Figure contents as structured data

* start *

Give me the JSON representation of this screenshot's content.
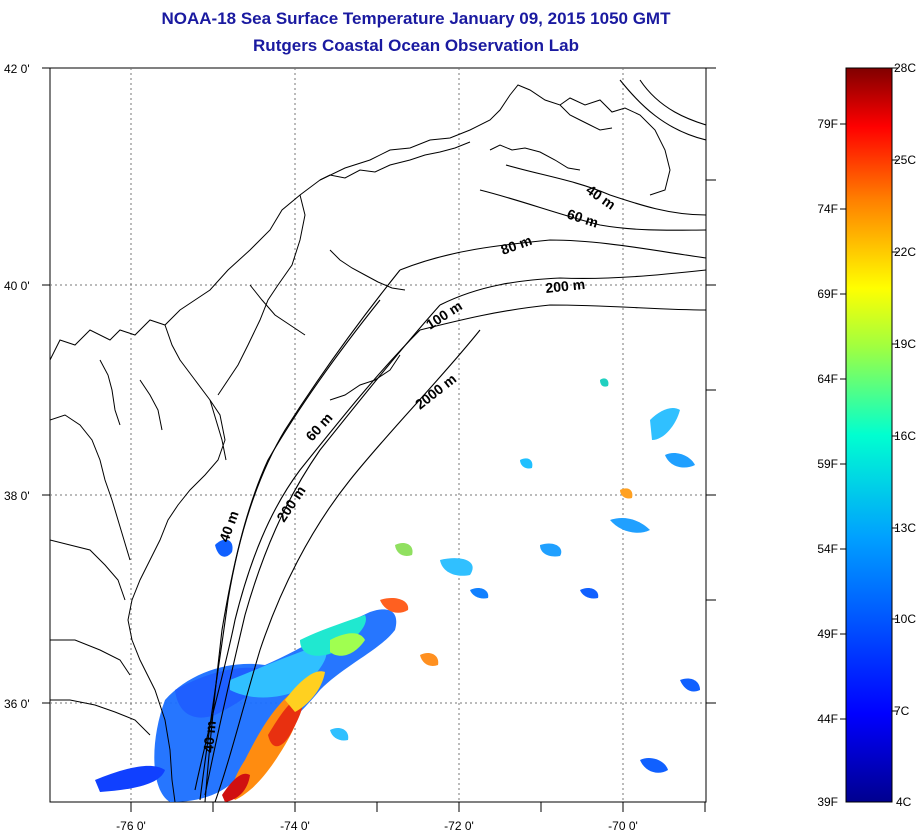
{
  "title": {
    "line1": "NOAA-18 Sea Surface Temperature January 09, 2015 1050 GMT",
    "line2": "Rutgers Coastal Ocean Observation Lab"
  },
  "map": {
    "lat_labels": [
      "42 0'",
      "40 0'",
      "38 0'",
      "36 0'"
    ],
    "lon_labels": [
      "-76 0'",
      "-74 0'",
      "-72 0'",
      "-70 0'"
    ],
    "contour_labels": [
      "40 m",
      "60 m",
      "80 m",
      "200 m",
      "100 m",
      "2000 m",
      "60 m",
      "200 m",
      "40 m",
      "40 m"
    ]
  },
  "colorbar": {
    "fahrenheit_labels": [
      "79F",
      "74F",
      "69F",
      "64F",
      "59F",
      "54F",
      "49F",
      "44F",
      "39F"
    ],
    "celsius_labels": [
      "28C",
      "25C",
      "22C",
      "19C",
      "16C",
      "13C",
      "10C",
      "7C",
      "4C"
    ],
    "colors": [
      "#00008f",
      "#0000ff",
      "#0080ff",
      "#00ffff",
      "#80ff80",
      "#ffff00",
      "#ff8000",
      "#ff0000",
      "#800000"
    ]
  }
}
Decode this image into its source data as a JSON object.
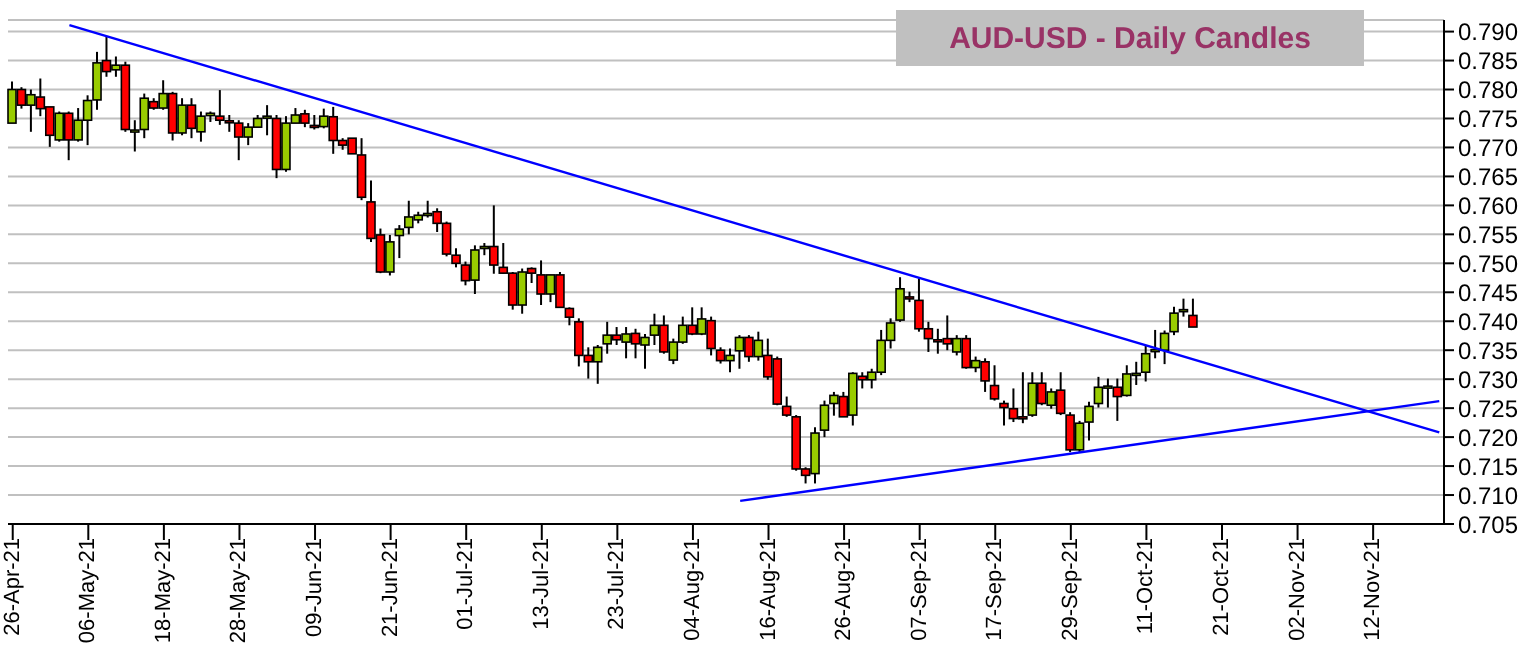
{
  "chart_data": {
    "type": "candlestick",
    "title": "AUD-USD - Daily Candles",
    "categories": [
      "26-Apr-21",
      null,
      null,
      null,
      null,
      null,
      null,
      null,
      "06-May-21",
      null,
      null,
      null,
      null,
      null,
      null,
      null,
      "18-May-21",
      null,
      null,
      null,
      null,
      null,
      null,
      null,
      "28-May-21",
      null,
      null,
      null,
      null,
      null,
      null,
      null,
      "09-Jun-21",
      null,
      null,
      null,
      null,
      null,
      null,
      null,
      "21-Jun-21",
      null,
      null,
      null,
      null,
      null,
      null,
      null,
      "01-Jul-21",
      null,
      null,
      null,
      null,
      null,
      null,
      null,
      "13-Jul-21",
      null,
      null,
      null,
      null,
      null,
      null,
      null,
      "23-Jul-21",
      null,
      null,
      null,
      null,
      null,
      null,
      null,
      "04-Aug-21",
      null,
      null,
      null,
      null,
      null,
      null,
      null,
      "16-Aug-21",
      null,
      null,
      null,
      null,
      null,
      null,
      null,
      "26-Aug-21",
      null,
      null,
      null,
      null,
      null,
      null,
      null,
      "07-Sep-21",
      null,
      null,
      null,
      null,
      null,
      null,
      null,
      "17-Sep-21",
      null,
      null,
      null,
      null,
      null,
      null,
      null,
      "29-Sep-21",
      null,
      null,
      null,
      null,
      null,
      null,
      null,
      "11-Oct-21",
      null,
      null,
      null,
      null,
      null,
      null,
      null,
      "21-Oct-21",
      null,
      null,
      null,
      null,
      null,
      null,
      null,
      "02-Nov-21",
      null,
      null,
      null,
      null,
      null,
      null,
      null,
      "12-Nov-21",
      null,
      null,
      null,
      null,
      null,
      null,
      null
    ],
    "ohlc": [
      [
        0.7742,
        0.7814,
        0.7742,
        0.78
      ],
      [
        0.78,
        0.7804,
        0.7767,
        0.7773
      ],
      [
        0.7773,
        0.78,
        0.7727,
        0.7791
      ],
      [
        0.7787,
        0.7819,
        0.7754,
        0.7767
      ],
      [
        0.777,
        0.777,
        0.7701,
        0.7721
      ],
      [
        0.7713,
        0.7762,
        0.771,
        0.7759
      ],
      [
        0.7759,
        0.7762,
        0.7678,
        0.7713
      ],
      [
        0.7713,
        0.7768,
        0.771,
        0.7747
      ],
      [
        0.7747,
        0.779,
        0.7704,
        0.7781
      ],
      [
        0.7782,
        0.7865,
        0.7765,
        0.7846
      ],
      [
        0.785,
        0.7892,
        0.7822,
        0.7831
      ],
      [
        0.7834,
        0.7857,
        0.7822,
        0.7842
      ],
      [
        0.7842,
        0.7848,
        0.7727,
        0.7731
      ],
      [
        0.7729,
        0.7747,
        0.7693,
        0.773
      ],
      [
        0.7731,
        0.7793,
        0.7716,
        0.7785
      ],
      [
        0.7779,
        0.7785,
        0.7765,
        0.7768
      ],
      [
        0.7768,
        0.7816,
        0.7765,
        0.7793
      ],
      [
        0.7793,
        0.7796,
        0.7712,
        0.7725
      ],
      [
        0.7725,
        0.7785,
        0.7721,
        0.7773
      ],
      [
        0.7773,
        0.7785,
        0.7716,
        0.7733
      ],
      [
        0.7727,
        0.7762,
        0.771,
        0.7754
      ],
      [
        0.7755,
        0.7762,
        0.7744,
        0.7759
      ],
      [
        0.7754,
        0.7799,
        0.7739,
        0.7747
      ],
      [
        0.7746,
        0.7756,
        0.7727,
        0.7744
      ],
      [
        0.7742,
        0.7747,
        0.7678,
        0.7718
      ],
      [
        0.7718,
        0.7742,
        0.7704,
        0.7735
      ],
      [
        0.7735,
        0.7756,
        0.7735,
        0.775
      ],
      [
        0.7753,
        0.7773,
        0.7721,
        0.7754
      ],
      [
        0.775,
        0.7756,
        0.7647,
        0.7662
      ],
      [
        0.7662,
        0.7754,
        0.7658,
        0.7742
      ],
      [
        0.7742,
        0.7768,
        0.7742,
        0.7756
      ],
      [
        0.7758,
        0.7765,
        0.7735,
        0.7742
      ],
      [
        0.7738,
        0.7756,
        0.7731,
        0.7737
      ],
      [
        0.7736,
        0.7767,
        0.7733,
        0.7754
      ],
      [
        0.7753,
        0.777,
        0.7689,
        0.7712
      ],
      [
        0.7712,
        0.7716,
        0.7696,
        0.7704
      ],
      [
        0.7716,
        0.7716,
        0.7689,
        0.7689
      ],
      [
        0.7687,
        0.7716,
        0.7609,
        0.7614
      ],
      [
        0.7606,
        0.7643,
        0.7537,
        0.7543
      ],
      [
        0.7549,
        0.756,
        0.7483,
        0.7485
      ],
      [
        0.7485,
        0.7549,
        0.7479,
        0.7537
      ],
      [
        0.7548,
        0.7566,
        0.7509,
        0.7559
      ],
      [
        0.7562,
        0.7608,
        0.755,
        0.758
      ],
      [
        0.7575,
        0.7589,
        0.7569,
        0.7583
      ],
      [
        0.7584,
        0.7608,
        0.7579,
        0.7586
      ],
      [
        0.7589,
        0.7595,
        0.7554,
        0.7569
      ],
      [
        0.7569,
        0.7572,
        0.7512,
        0.7516
      ],
      [
        0.7514,
        0.7526,
        0.7493,
        0.75
      ],
      [
        0.7497,
        0.7503,
        0.7462,
        0.747
      ],
      [
        0.7471,
        0.7531,
        0.7447,
        0.7523
      ],
      [
        0.7528,
        0.7535,
        0.7514,
        0.7529
      ],
      [
        0.7529,
        0.76,
        0.7482,
        0.7497
      ],
      [
        0.7493,
        0.7535,
        0.7482,
        0.7483
      ],
      [
        0.7483,
        0.7485,
        0.742,
        0.7428
      ],
      [
        0.7428,
        0.7491,
        0.7413,
        0.7485
      ],
      [
        0.7491,
        0.7493,
        0.7466,
        0.7483
      ],
      [
        0.748,
        0.7505,
        0.7428,
        0.7447
      ],
      [
        0.7447,
        0.748,
        0.7433,
        0.748
      ],
      [
        0.748,
        0.7485,
        0.7424,
        0.7424
      ],
      [
        0.7422,
        0.7424,
        0.7393,
        0.7407
      ],
      [
        0.7399,
        0.7405,
        0.7322,
        0.7341
      ],
      [
        0.7341,
        0.7355,
        0.7301,
        0.733
      ],
      [
        0.733,
        0.7359,
        0.7292,
        0.7355
      ],
      [
        0.7361,
        0.7399,
        0.7344,
        0.7376
      ],
      [
        0.7376,
        0.739,
        0.7359,
        0.7368
      ],
      [
        0.7364,
        0.739,
        0.7336,
        0.7378
      ],
      [
        0.7379,
        0.7387,
        0.7336,
        0.7361
      ],
      [
        0.7359,
        0.7378,
        0.7318,
        0.7372
      ],
      [
        0.7376,
        0.7413,
        0.7359,
        0.7393
      ],
      [
        0.7393,
        0.741,
        0.7344,
        0.7347
      ],
      [
        0.7333,
        0.737,
        0.7326,
        0.7364
      ],
      [
        0.7364,
        0.7408,
        0.7361,
        0.7393
      ],
      [
        0.7393,
        0.7424,
        0.7376,
        0.7378
      ],
      [
        0.7378,
        0.7424,
        0.7376,
        0.7404
      ],
      [
        0.7401,
        0.7408,
        0.7341,
        0.7353
      ],
      [
        0.735,
        0.7355,
        0.7327,
        0.7332
      ],
      [
        0.7332,
        0.7353,
        0.7312,
        0.7341
      ],
      [
        0.7349,
        0.7376,
        0.7318,
        0.7372
      ],
      [
        0.7372,
        0.7376,
        0.733,
        0.7339
      ],
      [
        0.7339,
        0.7382,
        0.7332,
        0.7367
      ],
      [
        0.7341,
        0.737,
        0.7299,
        0.7304
      ],
      [
        0.7335,
        0.7339,
        0.7255,
        0.7257
      ],
      [
        0.7253,
        0.727,
        0.7235,
        0.7238
      ],
      [
        0.7235,
        0.7238,
        0.7142,
        0.7145
      ],
      [
        0.7145,
        0.7148,
        0.712,
        0.7134
      ],
      [
        0.7137,
        0.7217,
        0.712,
        0.7207
      ],
      [
        0.7212,
        0.7263,
        0.72,
        0.7255
      ],
      [
        0.7258,
        0.7278,
        0.7237,
        0.7272
      ],
      [
        0.727,
        0.7278,
        0.7235,
        0.7235
      ],
      [
        0.7238,
        0.7312,
        0.722,
        0.731
      ],
      [
        0.7305,
        0.7312,
        0.7284,
        0.7299
      ],
      [
        0.7299,
        0.7318,
        0.7284,
        0.7312
      ],
      [
        0.7312,
        0.7385,
        0.7307,
        0.7367
      ],
      [
        0.7367,
        0.7405,
        0.7353,
        0.7397
      ],
      [
        0.7402,
        0.7476,
        0.7399,
        0.7456
      ],
      [
        0.7442,
        0.7451,
        0.7433,
        0.7441
      ],
      [
        0.7436,
        0.7474,
        0.7382,
        0.7387
      ],
      [
        0.7387,
        0.7399,
        0.7347,
        0.737
      ],
      [
        0.7368,
        0.7387,
        0.7344,
        0.7367
      ],
      [
        0.737,
        0.741,
        0.735,
        0.7361
      ],
      [
        0.7347,
        0.7376,
        0.7341,
        0.737
      ],
      [
        0.737,
        0.7376,
        0.7318,
        0.732
      ],
      [
        0.732,
        0.7339,
        0.7312,
        0.7332
      ],
      [
        0.733,
        0.7336,
        0.7278,
        0.7297
      ],
      [
        0.7289,
        0.7324,
        0.7263,
        0.7266
      ],
      [
        0.7258,
        0.7263,
        0.722,
        0.7251
      ],
      [
        0.7249,
        0.7284,
        0.7226,
        0.7232
      ],
      [
        0.7235,
        0.7312,
        0.7224,
        0.7234
      ],
      [
        0.7238,
        0.7312,
        0.7235,
        0.7293
      ],
      [
        0.7293,
        0.7312,
        0.7255,
        0.7258
      ],
      [
        0.7255,
        0.7284,
        0.7249,
        0.7278
      ],
      [
        0.7281,
        0.7312,
        0.7238,
        0.7241
      ],
      [
        0.7238,
        0.7243,
        0.7174,
        0.7178
      ],
      [
        0.7178,
        0.7228,
        0.7174,
        0.7224
      ],
      [
        0.7226,
        0.7261,
        0.7194,
        0.7253
      ],
      [
        0.7258,
        0.7304,
        0.7251,
        0.7286
      ],
      [
        0.7287,
        0.7301,
        0.7251,
        0.7288
      ],
      [
        0.7286,
        0.7301,
        0.7228,
        0.727
      ],
      [
        0.7272,
        0.7324,
        0.727,
        0.7309
      ],
      [
        0.7309,
        0.733,
        0.729,
        0.731
      ],
      [
        0.7312,
        0.7359,
        0.7296,
        0.7344
      ],
      [
        0.735,
        0.7385,
        0.7336,
        0.7351
      ],
      [
        0.735,
        0.7384,
        0.7326,
        0.7379
      ],
      [
        0.7382,
        0.7425,
        0.7376,
        0.7414
      ],
      [
        0.7419,
        0.7439,
        0.7408,
        0.742
      ],
      [
        0.741,
        0.7439,
        0.739,
        0.739
      ],
      null,
      null,
      null,
      null,
      null,
      null,
      null,
      null,
      null,
      null,
      null,
      null,
      null,
      null,
      null,
      null,
      null,
      null,
      null,
      null,
      null,
      null,
      null,
      null,
      null,
      null
    ],
    "colors": [
      "#99cc00",
      "#ff0000",
      "#99cc00",
      "#ff0000",
      "#ff0000",
      "#99cc00",
      "#ff0000",
      "#99cc00",
      "#99cc00",
      "#99cc00",
      "#ff0000",
      "#99cc00",
      "#ff0000",
      "#99cc00",
      "#99cc00",
      "#ff0000",
      "#99cc00",
      "#ff0000",
      "#99cc00",
      "#ff0000",
      "#99cc00",
      "#99cc00",
      "#ff0000",
      "#ff0000",
      "#ff0000",
      "#99cc00",
      "#99cc00",
      "#99cc00",
      "#ff0000",
      "#99cc00",
      "#99cc00",
      "#ff0000",
      "#ff0000",
      "#99cc00",
      "#ff0000",
      "#ff0000",
      "#ff0000",
      "#ff0000",
      "#ff0000",
      "#ff0000",
      "#99cc00",
      "#99cc00",
      "#99cc00",
      "#99cc00",
      "#99cc00",
      "#ff0000",
      "#ff0000",
      "#ff0000",
      "#ff0000",
      "#99cc00",
      "#99cc00",
      "#ff0000",
      "#ff0000",
      "#ff0000",
      "#99cc00",
      "#ff0000",
      "#ff0000",
      "#99cc00",
      "#ff0000",
      "#ff0000",
      "#ff0000",
      "#ff0000",
      "#99cc00",
      "#99cc00",
      "#ff0000",
      "#99cc00",
      "#ff0000",
      "#99cc00",
      "#99cc00",
      "#ff0000",
      "#99cc00",
      "#99cc00",
      "#ff0000",
      "#99cc00",
      "#ff0000",
      "#ff0000",
      "#99cc00",
      "#99cc00",
      "#ff0000",
      "#99cc00",
      "#ff0000",
      "#ff0000",
      "#ff0000",
      "#ff0000",
      "#ff0000",
      "#99cc00",
      "#99cc00",
      "#99cc00",
      "#ff0000",
      "#99cc00",
      "#ff0000",
      "#99cc00",
      "#99cc00",
      "#99cc00",
      "#99cc00",
      "#ff0000",
      "#ff0000",
      "#ff0000",
      "#ff0000",
      "#ff0000",
      "#99cc00",
      "#ff0000",
      "#99cc00",
      "#ff0000",
      "#ff0000",
      "#ff0000",
      "#ff0000",
      "#ff0000",
      "#99cc00",
      "#ff0000",
      "#99cc00",
      "#ff0000",
      "#ff0000",
      "#99cc00",
      "#99cc00",
      "#99cc00",
      "#99cc00",
      "#ff0000",
      "#99cc00",
      "#99cc00",
      "#99cc00",
      "#99cc00",
      "#99cc00",
      "#99cc00",
      "#99cc00",
      "#ff0000",
      null,
      null,
      null,
      null,
      null,
      null,
      null,
      null,
      null,
      null,
      null,
      null,
      null,
      null,
      null,
      null,
      null,
      null,
      null,
      null,
      null,
      null,
      null,
      null,
      null,
      null
    ],
    "series": [
      {
        "type": "line",
        "color": "#0000ff",
        "values": [
          null,
          null,
          null,
          null,
          null,
          null,
          0.7911,
          null,
          null,
          null,
          null,
          null,
          null,
          null,
          null,
          null,
          null,
          null,
          null,
          null,
          null,
          null,
          null,
          null,
          null,
          null,
          null,
          null,
          null,
          null,
          null,
          null,
          null,
          null,
          null,
          null,
          null,
          null,
          null,
          null,
          null,
          null,
          null,
          null,
          null,
          null,
          null,
          null,
          null,
          null,
          null,
          null,
          null,
          null,
          null,
          null,
          null,
          null,
          null,
          null,
          null,
          null,
          null,
          null,
          null,
          null,
          null,
          null,
          null,
          null,
          null,
          null,
          null,
          null,
          null,
          null,
          null,
          null,
          null,
          null,
          null,
          null,
          null,
          null,
          null,
          null,
          null,
          null,
          null,
          null,
          null,
          null,
          null,
          null,
          null,
          null,
          null,
          null,
          null,
          null,
          null,
          null,
          null,
          null,
          null,
          null,
          null,
          null,
          null,
          null,
          null,
          null,
          null,
          null,
          null,
          null,
          null,
          null,
          null,
          null,
          null,
          null,
          null,
          null,
          null,
          null,
          null,
          null,
          null,
          null,
          null,
          null,
          null,
          null,
          null,
          null,
          null,
          null,
          null,
          null,
          null,
          null,
          null,
          null,
          null,
          null,
          null,
          null,
          null,
          null,
          null,
          0.7208
        ]
      },
      {
        "type": "line",
        "color": "#0000ff",
        "values": [
          null,
          null,
          null,
          null,
          null,
          null,
          null,
          null,
          null,
          null,
          null,
          null,
          null,
          null,
          null,
          null,
          null,
          null,
          null,
          null,
          null,
          null,
          null,
          null,
          null,
          null,
          null,
          null,
          null,
          null,
          null,
          null,
          null,
          null,
          null,
          null,
          null,
          null,
          null,
          null,
          null,
          null,
          null,
          null,
          null,
          null,
          null,
          null,
          null,
          null,
          null,
          null,
          null,
          null,
          null,
          null,
          null,
          null,
          null,
          null,
          null,
          null,
          null,
          null,
          null,
          null,
          null,
          null,
          null,
          null,
          null,
          null,
          null,
          null,
          null,
          null,
          null,
          0.709,
          null,
          null,
          null,
          null,
          null,
          null,
          null,
          null,
          null,
          null,
          null,
          null,
          null,
          null,
          null,
          null,
          null,
          null,
          null,
          null,
          null,
          null,
          null,
          null,
          null,
          null,
          null,
          null,
          null,
          null,
          null,
          null,
          null,
          null,
          null,
          null,
          null,
          null,
          null,
          null,
          null,
          null,
          null,
          null,
          null,
          null,
          null,
          null,
          null,
          null,
          null,
          null,
          null,
          null,
          null,
          null,
          null,
          null,
          null,
          null,
          null,
          null,
          null,
          null,
          null,
          null,
          null,
          null,
          null,
          null,
          null,
          null,
          null,
          0.7262
        ]
      }
    ],
    "ylim": [
      0.705,
      0.792
    ],
    "yticks": [
      {
        "value": 0.705,
        "label": "0.705"
      },
      {
        "value": 0.71,
        "label": "0.710"
      },
      {
        "value": 0.715,
        "label": "0.715"
      },
      {
        "value": 0.72,
        "label": "0.720"
      },
      {
        "value": 0.725,
        "label": "0.725"
      },
      {
        "value": 0.73,
        "label": "0.730"
      },
      {
        "value": 0.735,
        "label": "0.735"
      },
      {
        "value": 0.74,
        "label": "0.740"
      },
      {
        "value": 0.745,
        "label": "0.745"
      },
      {
        "value": 0.75,
        "label": "0.750"
      },
      {
        "value": 0.755,
        "label": "0.755"
      },
      {
        "value": 0.76,
        "label": "0.760"
      },
      {
        "value": 0.765,
        "label": "0.765"
      },
      {
        "value": 0.77,
        "label": "0.770"
      },
      {
        "value": 0.775,
        "label": "0.775"
      },
      {
        "value": 0.78,
        "label": "0.780"
      },
      {
        "value": 0.785,
        "label": "0.785"
      },
      {
        "value": 0.79,
        "label": "0.790"
      }
    ],
    "grid": "y",
    "legend": false
  }
}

* end *

**Problem to work on:** Tell how many lines of the material above hold "JSON", answering with a bare number.

**The solution:** 2